Review the listing and copy each line that holds the word "Unitário".
— Begin ENTRIES SHOWN —
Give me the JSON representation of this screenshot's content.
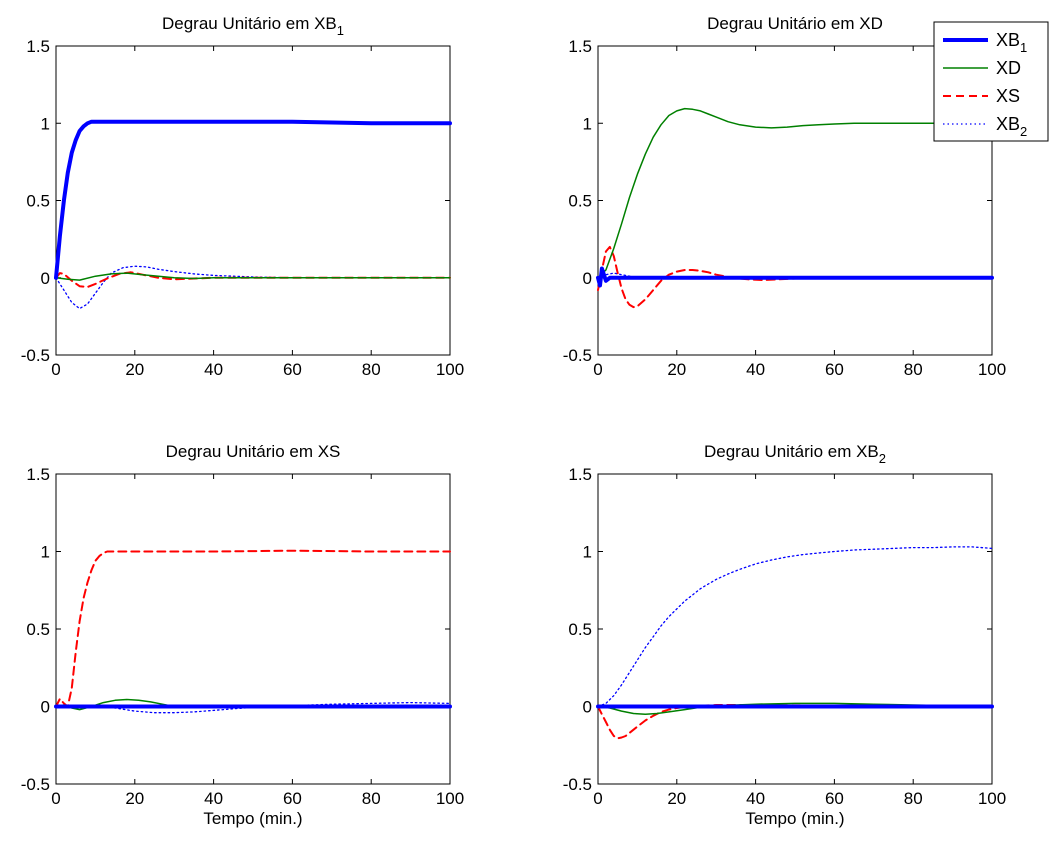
{
  "chart_data": [
    {
      "type": "line",
      "title": "Degrau Unitário em XB",
      "title_sub": "1",
      "xlabel": "",
      "xlim": [
        0,
        100
      ],
      "ylim": [
        -0.5,
        1.5
      ],
      "xticks": [
        "0",
        "20",
        "40",
        "60",
        "80",
        "100"
      ],
      "yticks": [
        "-0.5",
        "0",
        "0.5",
        "1",
        "1.5"
      ],
      "series": [
        {
          "key": "XB1",
          "x": [
            0,
            1,
            2,
            3,
            4,
            5,
            6,
            7,
            8,
            9,
            10,
            12,
            15,
            20,
            30,
            40,
            60,
            80,
            100
          ],
          "y": [
            0,
            0.27,
            0.5,
            0.68,
            0.81,
            0.89,
            0.95,
            0.98,
            1.0,
            1.01,
            1.01,
            1.01,
            1.01,
            1.01,
            1.01,
            1.01,
            1.01,
            1.0,
            1.0
          ]
        },
        {
          "key": "XD",
          "x": [
            0,
            3,
            6,
            10,
            14,
            18,
            22,
            26,
            30,
            35,
            40,
            50,
            100
          ],
          "y": [
            0,
            -0.01,
            -0.015,
            0.01,
            0.025,
            0.03,
            0.02,
            0.01,
            0.0,
            -0.005,
            0.0,
            0.0,
            0.0
          ]
        },
        {
          "key": "XS",
          "x": [
            0,
            1,
            2,
            4,
            6,
            8,
            10,
            13,
            16,
            19,
            22,
            26,
            30,
            35,
            40,
            50,
            100
          ],
          "y": [
            0,
            0.03,
            0.025,
            -0.02,
            -0.055,
            -0.06,
            -0.04,
            -0.005,
            0.025,
            0.035,
            0.02,
            0.0,
            -0.01,
            -0.005,
            0.0,
            0.0,
            0.0
          ]
        },
        {
          "key": "XB2",
          "x": [
            0,
            2,
            4,
            6,
            8,
            10,
            12,
            14,
            17,
            20,
            23,
            26,
            30,
            35,
            40,
            50,
            60,
            80,
            100
          ],
          "y": [
            0,
            -0.08,
            -0.16,
            -0.2,
            -0.17,
            -0.1,
            -0.03,
            0.03,
            0.065,
            0.075,
            0.07,
            0.055,
            0.04,
            0.025,
            0.015,
            0.005,
            0.0,
            0.0,
            0.0
          ]
        }
      ]
    },
    {
      "type": "line",
      "title": "Degrau Unitário em XD",
      "title_sub": "",
      "xlabel": "",
      "xlim": [
        0,
        100
      ],
      "ylim": [
        -0.5,
        1.5
      ],
      "xticks": [
        "0",
        "20",
        "40",
        "60",
        "80",
        "100"
      ],
      "yticks": [
        "-0.5",
        "0",
        "0.5",
        "1",
        "1.5"
      ],
      "series": [
        {
          "key": "XB1",
          "x": [
            0,
            0.5,
            1,
            2,
            3,
            100
          ],
          "y": [
            0,
            -0.05,
            0.06,
            -0.02,
            0.0,
            0.0
          ]
        },
        {
          "key": "XD",
          "x": [
            0,
            2,
            4,
            6,
            8,
            10,
            12,
            14,
            16,
            18,
            20,
            22,
            24,
            26,
            28,
            30,
            33,
            36,
            40,
            44,
            48,
            52,
            56,
            60,
            65,
            70,
            80,
            100
          ],
          "y": [
            0,
            0.05,
            0.19,
            0.35,
            0.52,
            0.67,
            0.8,
            0.91,
            0.99,
            1.05,
            1.08,
            1.095,
            1.09,
            1.08,
            1.06,
            1.04,
            1.01,
            0.99,
            0.975,
            0.97,
            0.975,
            0.985,
            0.99,
            0.995,
            1.0,
            1.0,
            1.0,
            1.0
          ]
        },
        {
          "key": "XS",
          "x": [
            0,
            1,
            2,
            3,
            4,
            5,
            6,
            7,
            8,
            9,
            10,
            12,
            14,
            16,
            18,
            20,
            22,
            24,
            26,
            28,
            30,
            34,
            38,
            42,
            46,
            50,
            60,
            100
          ],
          "y": [
            -0.08,
            0.05,
            0.17,
            0.2,
            0.14,
            0.03,
            -0.07,
            -0.14,
            -0.175,
            -0.19,
            -0.185,
            -0.14,
            -0.08,
            -0.02,
            0.02,
            0.04,
            0.05,
            0.05,
            0.045,
            0.035,
            0.02,
            0.0,
            -0.01,
            -0.015,
            -0.01,
            -0.005,
            0.0,
            0.0
          ]
        },
        {
          "key": "XB2",
          "x": [
            0,
            2,
            4,
            6,
            8,
            10,
            15,
            100
          ],
          "y": [
            0,
            0.02,
            0.03,
            0.02,
            0.01,
            0.0,
            0.0,
            0.0
          ]
        }
      ]
    },
    {
      "type": "line",
      "title": "Degrau Unitário em XS",
      "title_sub": "",
      "xlabel": "Tempo (min.)",
      "xlim": [
        0,
        100
      ],
      "ylim": [
        -0.5,
        1.5
      ],
      "xticks": [
        "0",
        "20",
        "40",
        "60",
        "80",
        "100"
      ],
      "yticks": [
        "-0.5",
        "0",
        "0.5",
        "1",
        "1.5"
      ],
      "series": [
        {
          "key": "XB1",
          "x": [
            0,
            100
          ],
          "y": [
            0.0,
            0.0
          ]
        },
        {
          "key": "XD",
          "x": [
            0,
            2,
            4,
            6,
            9,
            12,
            15,
            18,
            21,
            24,
            27,
            30,
            35,
            40,
            50,
            60,
            100
          ],
          "y": [
            0,
            0.01,
            -0.01,
            -0.02,
            0.0,
            0.025,
            0.04,
            0.045,
            0.04,
            0.03,
            0.015,
            0.0,
            -0.005,
            -0.005,
            0.0,
            0.0,
            0.0
          ]
        },
        {
          "key": "XS",
          "x": [
            0,
            1,
            2,
            3,
            4,
            5,
            6,
            7,
            8,
            9,
            10,
            11,
            12,
            13,
            14,
            15,
            20,
            30,
            40,
            60,
            80,
            100
          ],
          "y": [
            0,
            0.05,
            0.02,
            0.0,
            0.12,
            0.35,
            0.55,
            0.7,
            0.8,
            0.88,
            0.94,
            0.97,
            0.99,
            1.0,
            1.0,
            1.0,
            1.0,
            1.0,
            1.0,
            1.005,
            1.0,
            1.0
          ]
        },
        {
          "key": "XB2",
          "x": [
            0,
            5,
            10,
            15,
            20,
            25,
            30,
            35,
            40,
            45,
            50,
            55,
            60,
            70,
            80,
            90,
            100
          ],
          "y": [
            0,
            0.0,
            0.0,
            -0.01,
            -0.03,
            -0.04,
            -0.04,
            -0.035,
            -0.025,
            -0.015,
            -0.005,
            0.0,
            0.005,
            0.015,
            0.02,
            0.025,
            0.02
          ]
        }
      ]
    },
    {
      "type": "line",
      "title": "Degrau Unitário em XB",
      "title_sub": "2",
      "xlabel": "Tempo (min.)",
      "xlim": [
        0,
        100
      ],
      "ylim": [
        -0.5,
        1.5
      ],
      "xticks": [
        "0",
        "20",
        "40",
        "60",
        "80",
        "100"
      ],
      "yticks": [
        "-0.5",
        "0",
        "0.5",
        "1",
        "1.5"
      ],
      "series": [
        {
          "key": "XB1",
          "x": [
            0,
            100
          ],
          "y": [
            0.0,
            0.0
          ]
        },
        {
          "key": "XD",
          "x": [
            0,
            3,
            6,
            9,
            12,
            15,
            18,
            22,
            26,
            30,
            35,
            40,
            50,
            60,
            70,
            80,
            90,
            100
          ],
          "y": [
            0,
            -0.01,
            -0.03,
            -0.045,
            -0.05,
            -0.045,
            -0.035,
            -0.02,
            -0.005,
            0.005,
            0.01,
            0.015,
            0.02,
            0.02,
            0.015,
            0.01,
            0.005,
            0.0
          ]
        },
        {
          "key": "XS",
          "x": [
            0,
            1,
            2,
            3,
            4,
            5,
            6,
            7,
            8,
            10,
            12,
            14,
            16,
            18,
            20,
            23,
            26,
            30,
            35,
            40,
            60,
            100
          ],
          "y": [
            0,
            -0.05,
            -0.1,
            -0.15,
            -0.19,
            -0.205,
            -0.2,
            -0.19,
            -0.17,
            -0.13,
            -0.09,
            -0.06,
            -0.035,
            -0.02,
            -0.01,
            0.0,
            0.005,
            0.01,
            0.01,
            0.01,
            0.005,
            0.0
          ]
        },
        {
          "key": "XB2",
          "x": [
            0,
            2,
            4,
            6,
            8,
            10,
            12,
            14,
            16,
            18,
            20,
            22,
            24,
            26,
            28,
            30,
            33,
            36,
            40,
            44,
            48,
            52,
            56,
            60,
            65,
            70,
            75,
            80,
            85,
            90,
            95,
            100
          ],
          "y": [
            0,
            0.02,
            0.07,
            0.14,
            0.22,
            0.3,
            0.38,
            0.45,
            0.52,
            0.58,
            0.63,
            0.68,
            0.72,
            0.76,
            0.79,
            0.82,
            0.855,
            0.885,
            0.92,
            0.945,
            0.965,
            0.98,
            0.99,
            1.0,
            1.01,
            1.015,
            1.02,
            1.025,
            1.025,
            1.03,
            1.03,
            1.02
          ]
        }
      ]
    }
  ],
  "legend": {
    "placement": "top-right",
    "entries": [
      {
        "key": "XB1",
        "label": "XB",
        "sub": "1",
        "color": "#0000ff",
        "width": 4,
        "dash": ""
      },
      {
        "key": "XD",
        "label": "XD",
        "sub": "",
        "color": "#008000",
        "width": 1.5,
        "dash": ""
      },
      {
        "key": "XS",
        "label": "XS",
        "sub": "",
        "color": "#ff0000",
        "width": 2,
        "dash": "8,5"
      },
      {
        "key": "XB2",
        "label": "XB",
        "sub": "2",
        "color": "#0000ff",
        "width": 1.3,
        "dash": "1.5,3"
      }
    ]
  }
}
— End ENTRIES SHOWN —
WRITTEN RESPONSE —
      "title": "Degrau Unitário em XB",
      "title": "Degrau Unitário em XD",
      "title": "Degrau Unitário em XS",
      "title": "Degrau Unitário em XB",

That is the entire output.